**Data for the task**
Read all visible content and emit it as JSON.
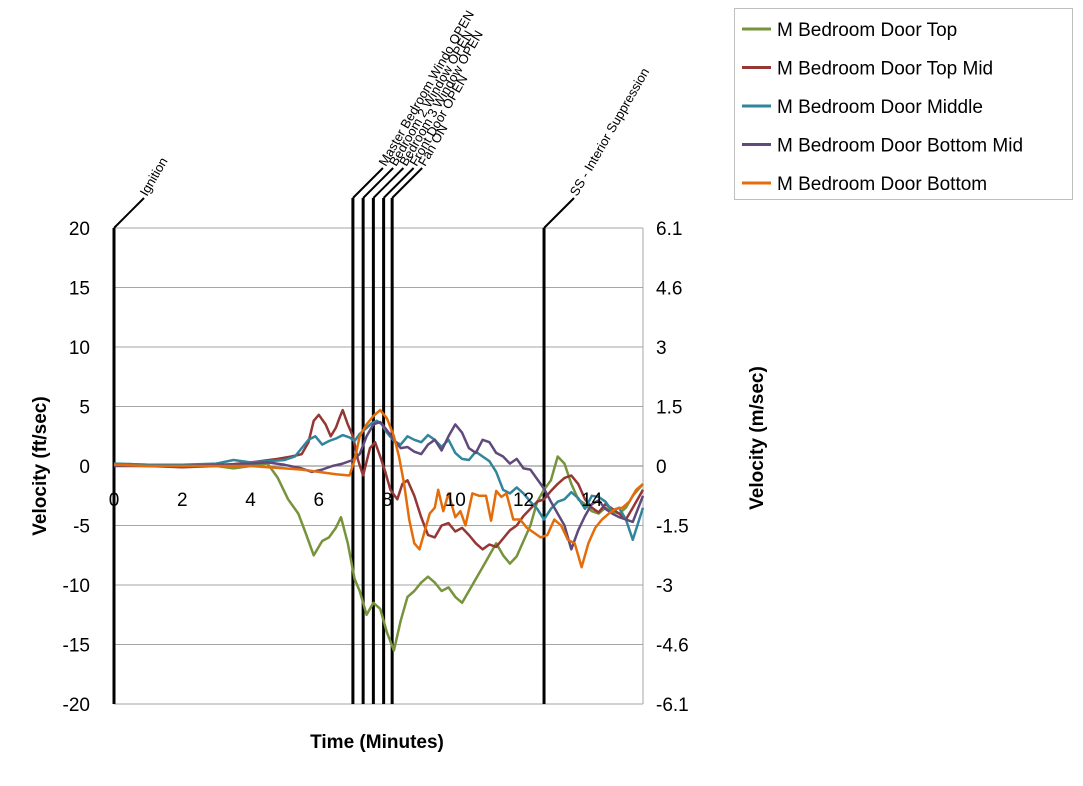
{
  "chart_data": {
    "type": "line",
    "xlabel": "Time (Minutes)",
    "ylabel": "Velocity (ft/sec)",
    "y2label": "Velocity (m/sec)",
    "xlim": [
      0,
      15.5
    ],
    "ylim": [
      -20,
      20
    ],
    "x_ticks": [
      0,
      2,
      4,
      6,
      8,
      10,
      12,
      14
    ],
    "y_ticks": [
      20,
      15,
      10,
      5,
      0,
      -5,
      -10,
      -15,
      -20
    ],
    "y2_ticks": [
      "6.1",
      "4.6",
      "3",
      "1.5",
      "0",
      "-1.5",
      "-3",
      "-4.6",
      "-6.1"
    ],
    "grid": "horizontal",
    "legend_position": "top-right",
    "events": [
      {
        "label": "Ignition",
        "x": 0.0
      },
      {
        "label": "Master Bedroom Windo OPEN",
        "x": 7.0
      },
      {
        "label": "Bedroom 2 Window OPEN",
        "x": 7.3
      },
      {
        "label": "Bedroom 3 Window OPEN",
        "x": 7.6
      },
      {
        "label": "Front Door OPEN",
        "x": 7.9
      },
      {
        "label": "Fan ON",
        "x": 8.15
      },
      {
        "label": "SS - Interior Suppression",
        "x": 12.6
      }
    ],
    "series": [
      {
        "name": "M Bedroom Door Top",
        "color": "#77933c",
        "points": [
          [
            0,
            0.2
          ],
          [
            1,
            0.1
          ],
          [
            2,
            0
          ],
          [
            3,
            0
          ],
          [
            3.5,
            -0.2
          ],
          [
            4,
            0
          ],
          [
            4.5,
            0.2
          ],
          [
            4.8,
            -1
          ],
          [
            5.1,
            -2.8
          ],
          [
            5.4,
            -4
          ],
          [
            5.6,
            -5.5
          ],
          [
            5.85,
            -7.5
          ],
          [
            6.1,
            -6.3
          ],
          [
            6.3,
            -6
          ],
          [
            6.5,
            -5.2
          ],
          [
            6.65,
            -4.3
          ],
          [
            6.85,
            -6.5
          ],
          [
            7.05,
            -9.5
          ],
          [
            7.2,
            -10.5
          ],
          [
            7.4,
            -12.5
          ],
          [
            7.6,
            -11.5
          ],
          [
            7.8,
            -12
          ],
          [
            8.0,
            -14
          ],
          [
            8.2,
            -15.5
          ],
          [
            8.4,
            -13
          ],
          [
            8.6,
            -11
          ],
          [
            8.8,
            -10.5
          ],
          [
            9.0,
            -9.8
          ],
          [
            9.2,
            -9.3
          ],
          [
            9.4,
            -9.8
          ],
          [
            9.6,
            -10.5
          ],
          [
            9.8,
            -10.2
          ],
          [
            10.0,
            -11
          ],
          [
            10.2,
            -11.5
          ],
          [
            10.4,
            -10.5
          ],
          [
            10.6,
            -9.5
          ],
          [
            10.8,
            -8.5
          ],
          [
            11.0,
            -7.5
          ],
          [
            11.2,
            -6.5
          ],
          [
            11.4,
            -7.5
          ],
          [
            11.6,
            -8.2
          ],
          [
            11.8,
            -7.6
          ],
          [
            12.0,
            -6.3
          ],
          [
            12.2,
            -5
          ],
          [
            12.4,
            -3
          ],
          [
            12.6,
            -2
          ],
          [
            12.8,
            -1.2
          ],
          [
            13.0,
            0.8
          ],
          [
            13.2,
            0.2
          ],
          [
            13.4,
            -1.5
          ],
          [
            13.6,
            -2.8
          ],
          [
            13.8,
            -3.2
          ],
          [
            14.0,
            -3.8
          ],
          [
            14.2,
            -4
          ],
          [
            14.4,
            -3.5
          ],
          [
            14.6,
            -3.8
          ],
          [
            14.8,
            -4
          ],
          [
            15.0,
            -3.5
          ],
          [
            15.2,
            -2.5
          ],
          [
            15.5,
            -1.5
          ]
        ]
      },
      {
        "name": "M Bedroom Door Top Mid",
        "color": "#953735",
        "points": [
          [
            0,
            0.1
          ],
          [
            1,
            0
          ],
          [
            2,
            -0.1
          ],
          [
            3,
            0
          ],
          [
            4,
            0.3
          ],
          [
            4.8,
            0.6
          ],
          [
            5.2,
            0.8
          ],
          [
            5.5,
            1
          ],
          [
            5.7,
            2
          ],
          [
            5.85,
            3.8
          ],
          [
            6.0,
            4.3
          ],
          [
            6.2,
            3.5
          ],
          [
            6.35,
            2.5
          ],
          [
            6.5,
            3.2
          ],
          [
            6.6,
            4
          ],
          [
            6.7,
            4.7
          ],
          [
            6.85,
            3.5
          ],
          [
            7.0,
            2.5
          ],
          [
            7.15,
            0.5
          ],
          [
            7.3,
            -0.8
          ],
          [
            7.5,
            1.5
          ],
          [
            7.65,
            2
          ],
          [
            7.8,
            0.8
          ],
          [
            7.95,
            -0.5
          ],
          [
            8.1,
            -2
          ],
          [
            8.3,
            -2.8
          ],
          [
            8.45,
            -1.5
          ],
          [
            8.6,
            -1.2
          ],
          [
            8.8,
            -2.5
          ],
          [
            9.0,
            -4.3
          ],
          [
            9.2,
            -5.8
          ],
          [
            9.4,
            -6
          ],
          [
            9.6,
            -5
          ],
          [
            9.8,
            -4.8
          ],
          [
            10.0,
            -5.5
          ],
          [
            10.2,
            -5.2
          ],
          [
            10.4,
            -5.8
          ],
          [
            10.6,
            -6.5
          ],
          [
            10.8,
            -7
          ],
          [
            11.0,
            -6.6
          ],
          [
            11.2,
            -6.8
          ],
          [
            11.4,
            -6.1
          ],
          [
            11.6,
            -5.4
          ],
          [
            11.8,
            -5
          ],
          [
            12.0,
            -4.2
          ],
          [
            12.2,
            -3.6
          ],
          [
            12.4,
            -3
          ],
          [
            12.6,
            -2.8
          ],
          [
            12.8,
            -2.1
          ],
          [
            13.0,
            -1.5
          ],
          [
            13.2,
            -1
          ],
          [
            13.4,
            -0.8
          ],
          [
            13.6,
            -1.5
          ],
          [
            13.8,
            -2.8
          ],
          [
            14.0,
            -3.5
          ],
          [
            14.2,
            -3.9
          ],
          [
            14.4,
            -3.2
          ],
          [
            14.6,
            -3.6
          ],
          [
            14.8,
            -4
          ],
          [
            15.0,
            -4.5
          ],
          [
            15.2,
            -3.5
          ],
          [
            15.5,
            -2
          ]
        ]
      },
      {
        "name": "M Bedroom Door Middle",
        "color": "#31859c",
        "points": [
          [
            0,
            0.2
          ],
          [
            1,
            0.1
          ],
          [
            2,
            0.1
          ],
          [
            3,
            0.2
          ],
          [
            3.5,
            0.5
          ],
          [
            4,
            0.3
          ],
          [
            4.5,
            0.4
          ],
          [
            5,
            0.5
          ],
          [
            5.3,
            0.8
          ],
          [
            5.5,
            1.5
          ],
          [
            5.7,
            2.2
          ],
          [
            5.9,
            2.5
          ],
          [
            6.1,
            1.8
          ],
          [
            6.3,
            2.1
          ],
          [
            6.5,
            2.3
          ],
          [
            6.7,
            2.6
          ],
          [
            6.9,
            2.4
          ],
          [
            7.05,
            2.1
          ],
          [
            7.2,
            2.7
          ],
          [
            7.4,
            3.2
          ],
          [
            7.55,
            3.6
          ],
          [
            7.7,
            3.8
          ],
          [
            7.85,
            3.5
          ],
          [
            8.0,
            2.8
          ],
          [
            8.2,
            2.1
          ],
          [
            8.4,
            1.8
          ],
          [
            8.6,
            2.5
          ],
          [
            8.8,
            2.2
          ],
          [
            9.0,
            2
          ],
          [
            9.2,
            2.6
          ],
          [
            9.4,
            2.2
          ],
          [
            9.6,
            1.6
          ],
          [
            9.8,
            2.2
          ],
          [
            10.0,
            1.1
          ],
          [
            10.2,
            0.6
          ],
          [
            10.4,
            0.5
          ],
          [
            10.6,
            1.2
          ],
          [
            10.8,
            0.8
          ],
          [
            11.0,
            0.4
          ],
          [
            11.2,
            -0.5
          ],
          [
            11.4,
            -2
          ],
          [
            11.6,
            -2.3
          ],
          [
            11.8,
            -1.8
          ],
          [
            12.0,
            -2.3
          ],
          [
            12.2,
            -3
          ],
          [
            12.4,
            -3.6
          ],
          [
            12.6,
            -4.5
          ],
          [
            12.8,
            -3.6
          ],
          [
            13.0,
            -3
          ],
          [
            13.2,
            -2.8
          ],
          [
            13.4,
            -2.2
          ],
          [
            13.6,
            -2.7
          ],
          [
            13.8,
            -3.6
          ],
          [
            14.0,
            -2.5
          ],
          [
            14.2,
            -2.6
          ],
          [
            14.4,
            -3
          ],
          [
            14.6,
            -3.8
          ],
          [
            14.8,
            -3.5
          ],
          [
            15.0,
            -4.5
          ],
          [
            15.2,
            -6.2
          ],
          [
            15.5,
            -3.5
          ]
        ]
      },
      {
        "name": "M Bedroom Door Bottom Mid",
        "color": "#604a7b",
        "points": [
          [
            0,
            0
          ],
          [
            1,
            0
          ],
          [
            2,
            0
          ],
          [
            3,
            0.1
          ],
          [
            4,
            0.2
          ],
          [
            4.5,
            0.3
          ],
          [
            5,
            0.1
          ],
          [
            5.5,
            -0.2
          ],
          [
            5.8,
            -0.5
          ],
          [
            6.1,
            -0.3
          ],
          [
            6.4,
            0
          ],
          [
            6.7,
            0.2
          ],
          [
            7.0,
            0.5
          ],
          [
            7.2,
            1
          ],
          [
            7.4,
            2.5
          ],
          [
            7.6,
            3.5
          ],
          [
            7.8,
            3.7
          ],
          [
            8.0,
            3
          ],
          [
            8.2,
            2.2
          ],
          [
            8.4,
            1.5
          ],
          [
            8.6,
            1.6
          ],
          [
            8.8,
            1.2
          ],
          [
            9.0,
            1
          ],
          [
            9.2,
            1.8
          ],
          [
            9.4,
            2.2
          ],
          [
            9.6,
            1.3
          ],
          [
            9.8,
            2.5
          ],
          [
            10.0,
            3.5
          ],
          [
            10.2,
            2.8
          ],
          [
            10.4,
            1.5
          ],
          [
            10.6,
            1.1
          ],
          [
            10.8,
            2.2
          ],
          [
            11.0,
            2
          ],
          [
            11.2,
            1.1
          ],
          [
            11.4,
            0.8
          ],
          [
            11.6,
            0.2
          ],
          [
            11.8,
            0.6
          ],
          [
            12.0,
            -0.2
          ],
          [
            12.2,
            -0.3
          ],
          [
            12.4,
            -1.1
          ],
          [
            12.6,
            -1.9
          ],
          [
            12.8,
            -3
          ],
          [
            13.0,
            -4
          ],
          [
            13.2,
            -5
          ],
          [
            13.4,
            -7
          ],
          [
            13.6,
            -5.4
          ],
          [
            13.8,
            -4.2
          ],
          [
            14.0,
            -3.2
          ],
          [
            14.2,
            -2.9
          ],
          [
            14.4,
            -3.6
          ],
          [
            14.6,
            -4
          ],
          [
            14.8,
            -4.3
          ],
          [
            15.0,
            -4.5
          ],
          [
            15.2,
            -4.7
          ],
          [
            15.5,
            -2.5
          ]
        ]
      },
      {
        "name": "M Bedroom Door Bottom",
        "color": "#e46c0a",
        "points": [
          [
            0,
            0.1
          ],
          [
            1,
            0
          ],
          [
            2,
            0
          ],
          [
            3,
            0
          ],
          [
            4,
            0
          ],
          [
            4.5,
            -0.1
          ],
          [
            5,
            -0.2
          ],
          [
            5.5,
            -0.3
          ],
          [
            6,
            -0.5
          ],
          [
            6.5,
            -0.7
          ],
          [
            6.9,
            -0.8
          ],
          [
            7.05,
            0.5
          ],
          [
            7.2,
            2.5
          ],
          [
            7.4,
            3.5
          ],
          [
            7.6,
            4.2
          ],
          [
            7.8,
            4.7
          ],
          [
            8.0,
            4
          ],
          [
            8.2,
            2.5
          ],
          [
            8.35,
            0.8
          ],
          [
            8.5,
            -1.5
          ],
          [
            8.65,
            -4.5
          ],
          [
            8.8,
            -6.5
          ],
          [
            8.95,
            -7
          ],
          [
            9.1,
            -5.5
          ],
          [
            9.25,
            -4
          ],
          [
            9.4,
            -3.5
          ],
          [
            9.5,
            -2
          ],
          [
            9.65,
            -3.8
          ],
          [
            9.8,
            -2.3
          ],
          [
            10.0,
            -4.3
          ],
          [
            10.15,
            -3.8
          ],
          [
            10.3,
            -5
          ],
          [
            10.5,
            -2.3
          ],
          [
            10.7,
            -2.5
          ],
          [
            10.9,
            -2.5
          ],
          [
            11.05,
            -4.6
          ],
          [
            11.2,
            -2.1
          ],
          [
            11.35,
            -2.6
          ],
          [
            11.5,
            -2.3
          ],
          [
            11.7,
            -4.5
          ],
          [
            11.9,
            -4.5
          ],
          [
            12.1,
            -5.2
          ],
          [
            12.3,
            -5.6
          ],
          [
            12.5,
            -6
          ],
          [
            12.7,
            -5.8
          ],
          [
            12.9,
            -4.5
          ],
          [
            13.1,
            -5
          ],
          [
            13.3,
            -6.2
          ],
          [
            13.5,
            -6.5
          ],
          [
            13.7,
            -8.5
          ],
          [
            13.9,
            -6.5
          ],
          [
            14.1,
            -5.2
          ],
          [
            14.3,
            -4.5
          ],
          [
            14.5,
            -4
          ],
          [
            14.7,
            -3.6
          ],
          [
            14.9,
            -3.5
          ],
          [
            15.1,
            -3
          ],
          [
            15.3,
            -2
          ],
          [
            15.5,
            -1.5
          ]
        ]
      }
    ]
  }
}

**Instruction**
What number of lines in the records contain the word "Velocity"? Answer with that number alone.

**Reply to the task**
2